══ Provided records

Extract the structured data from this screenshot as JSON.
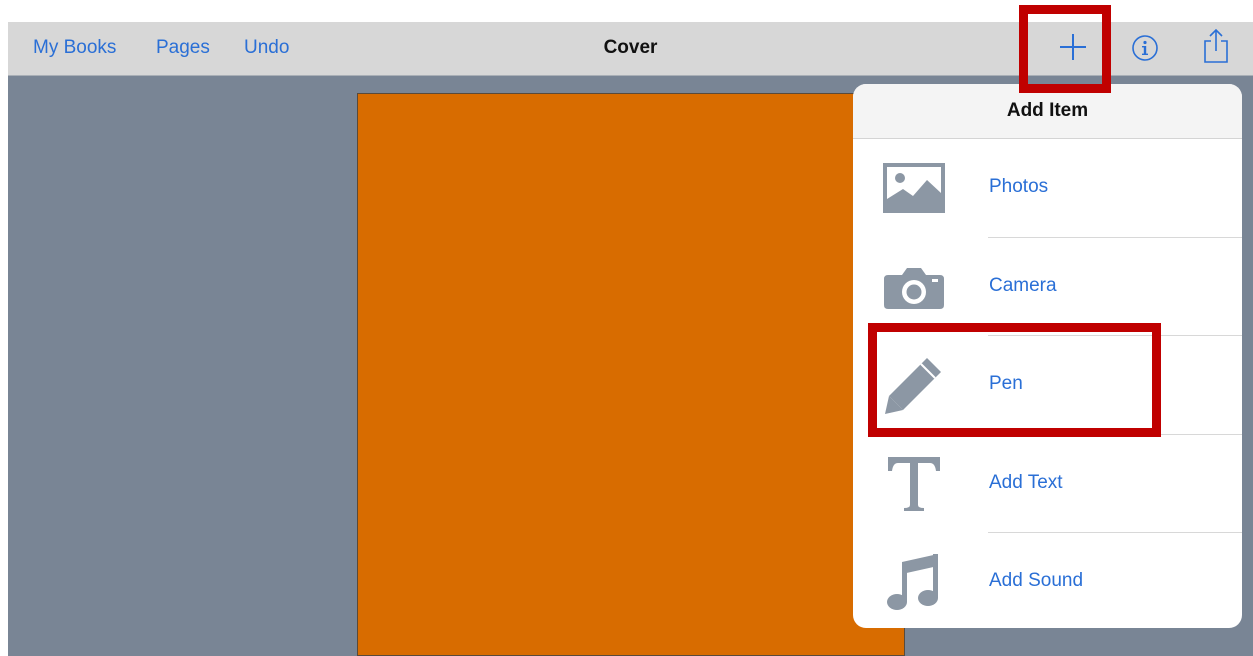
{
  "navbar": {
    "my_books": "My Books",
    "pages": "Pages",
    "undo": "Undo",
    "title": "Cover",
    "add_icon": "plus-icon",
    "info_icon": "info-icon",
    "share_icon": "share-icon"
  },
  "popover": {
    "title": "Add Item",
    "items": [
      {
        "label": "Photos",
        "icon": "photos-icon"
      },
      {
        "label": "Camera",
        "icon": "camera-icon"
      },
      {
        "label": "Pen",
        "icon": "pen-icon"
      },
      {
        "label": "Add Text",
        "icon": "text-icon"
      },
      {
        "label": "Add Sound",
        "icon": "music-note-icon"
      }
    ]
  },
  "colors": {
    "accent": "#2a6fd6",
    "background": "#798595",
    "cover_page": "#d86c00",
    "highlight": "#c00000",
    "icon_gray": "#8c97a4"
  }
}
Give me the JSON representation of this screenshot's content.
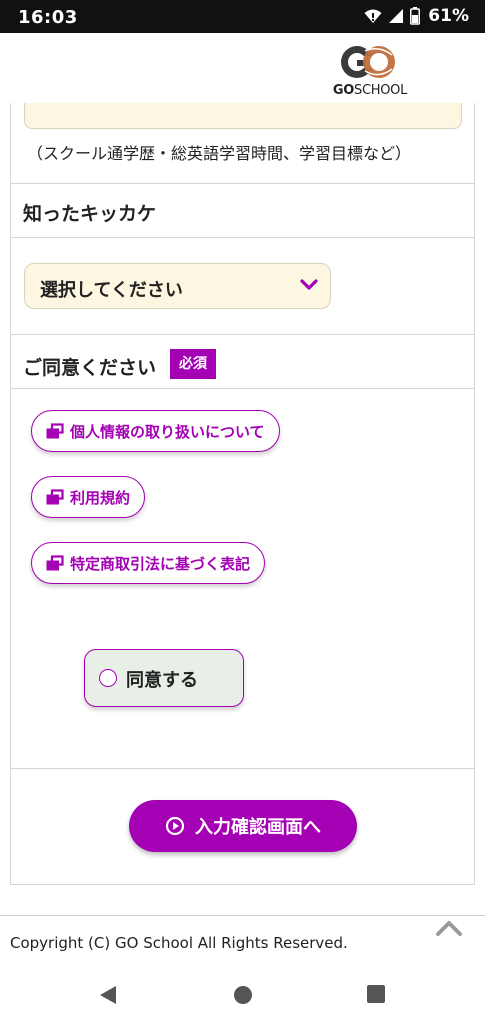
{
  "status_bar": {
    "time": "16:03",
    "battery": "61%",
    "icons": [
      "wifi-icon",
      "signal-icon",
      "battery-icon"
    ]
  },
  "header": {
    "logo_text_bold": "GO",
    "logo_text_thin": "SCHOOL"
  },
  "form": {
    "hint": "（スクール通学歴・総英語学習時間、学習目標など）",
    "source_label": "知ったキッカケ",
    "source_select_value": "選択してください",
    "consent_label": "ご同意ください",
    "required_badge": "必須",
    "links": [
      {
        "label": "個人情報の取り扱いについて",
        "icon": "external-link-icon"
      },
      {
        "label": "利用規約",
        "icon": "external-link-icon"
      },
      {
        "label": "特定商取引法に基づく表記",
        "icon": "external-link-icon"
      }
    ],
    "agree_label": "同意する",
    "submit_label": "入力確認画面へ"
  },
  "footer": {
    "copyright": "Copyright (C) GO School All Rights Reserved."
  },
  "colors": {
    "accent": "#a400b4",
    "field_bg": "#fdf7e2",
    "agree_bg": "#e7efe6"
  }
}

════

**Directions for this task:** Give every record back exactly as it reads, with no images.

**Solution to this task:**
Extract the structured data from this screenshot as JSON.
{
  "navbar": {
    "my_books": "My Books",
    "pages": "Pages",
    "undo": "Undo",
    "title": "Cover",
    "add_icon": "plus-icon",
    "info_icon": "info-icon",
    "share_icon": "share-icon"
  },
  "popover": {
    "title": "Add Item",
    "items": [
      {
        "label": "Photos",
        "icon": "photos-icon"
      },
      {
        "label": "Camera",
        "icon": "camera-icon"
      },
      {
        "label": "Pen",
        "icon": "pen-icon"
      },
      {
        "label": "Add Text",
        "icon": "text-icon"
      },
      {
        "label": "Add Sound",
        "icon": "music-note-icon"
      }
    ]
  },
  "colors": {
    "accent": "#2a6fd6",
    "background": "#798595",
    "cover_page": "#d86c00",
    "highlight": "#c00000",
    "icon_gray": "#8c97a4"
  }
}
Give me the JSON representation of this screenshot's content.
{
  "status_bar": {
    "time": "16:03",
    "battery": "61%",
    "icons": [
      "wifi-icon",
      "signal-icon",
      "battery-icon"
    ]
  },
  "header": {
    "logo_text_bold": "GO",
    "logo_text_thin": "SCHOOL"
  },
  "form": {
    "hint": "（スクール通学歴・総英語学習時間、学習目標など）",
    "source_label": "知ったキッカケ",
    "source_select_value": "選択してください",
    "consent_label": "ご同意ください",
    "required_badge": "必須",
    "links": [
      {
        "label": "個人情報の取り扱いについて",
        "icon": "external-link-icon"
      },
      {
        "label": "利用規約",
        "icon": "external-link-icon"
      },
      {
        "label": "特定商取引法に基づく表記",
        "icon": "external-link-icon"
      }
    ],
    "agree_label": "同意する",
    "submit_label": "入力確認画面へ"
  },
  "footer": {
    "copyright": "Copyright (C) GO School All Rights Reserved."
  },
  "colors": {
    "accent": "#a400b4",
    "field_bg": "#fdf7e2",
    "agree_bg": "#e7efe6"
  }
}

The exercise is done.